Task instructions
Write every entry out again exactly, please, and skip the pictures.
--- Data supplied ---
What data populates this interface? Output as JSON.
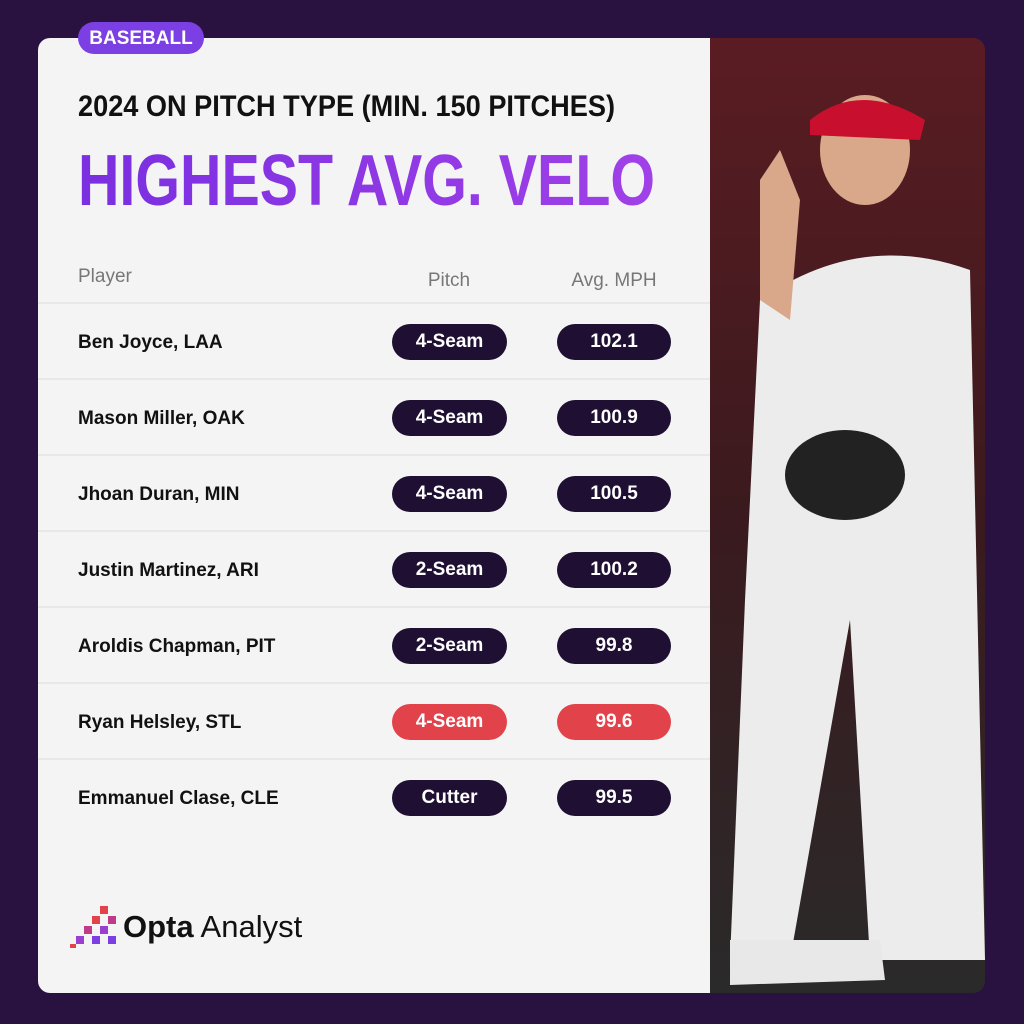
{
  "tag": "BASEBALL",
  "header": {
    "subtitle": "2024 ON PITCH TYPE (MIN. 150 PITCHES)",
    "title": "HIGHEST AVG. VELO"
  },
  "table": {
    "columns": [
      "Player",
      "Pitch",
      "Avg. MPH"
    ],
    "rows": [
      [
        "Ben Joyce, LAA",
        "4-Seam",
        102.1
      ],
      [
        "Mason Miller, OAK",
        "4-Seam",
        100.9
      ],
      [
        "Jhoan Duran, MIN",
        "4-Seam",
        100.5
      ],
      [
        "Justin Martinez, ARI",
        "2-Seam",
        100.2
      ],
      [
        "Aroldis Chapman, PIT",
        "2-Seam",
        99.8
      ],
      [
        "Ryan Helsley, STL",
        "4-Seam",
        99.6
      ],
      [
        "Emmanuel Clase, CLE",
        "Cutter",
        99.5
      ]
    ],
    "pill_color": "#1f0f33",
    "highlight_row": 5,
    "highlight_color": "#e2434b"
  },
  "logo": {
    "brand": "Opta",
    "product": "Analyst"
  }
}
---
Expected output
What data populates this interface? Output as JSON.
{
  "tag": "BASEBALL",
  "header": {
    "subtitle": "2024 ON PITCH TYPE (MIN. 150 PITCHES)",
    "title": "HIGHEST AVG. VELO"
  },
  "table": {
    "columns": [
      "Player",
      "Pitch",
      "Avg. MPH"
    ],
    "rows": [
      [
        "Ben Joyce, LAA",
        "4-Seam",
        102.1
      ],
      [
        "Mason Miller, OAK",
        "4-Seam",
        100.9
      ],
      [
        "Jhoan Duran, MIN",
        "4-Seam",
        100.5
      ],
      [
        "Justin Martinez, ARI",
        "2-Seam",
        100.2
      ],
      [
        "Aroldis Chapman, PIT",
        "2-Seam",
        99.8
      ],
      [
        "Ryan Helsley, STL",
        "4-Seam",
        99.6
      ],
      [
        "Emmanuel Clase, CLE",
        "Cutter",
        99.5
      ]
    ],
    "pill_color": "#1f0f33",
    "highlight_row": 5,
    "highlight_color": "#e2434b"
  },
  "logo": {
    "brand": "Opta",
    "product": "Analyst"
  }
}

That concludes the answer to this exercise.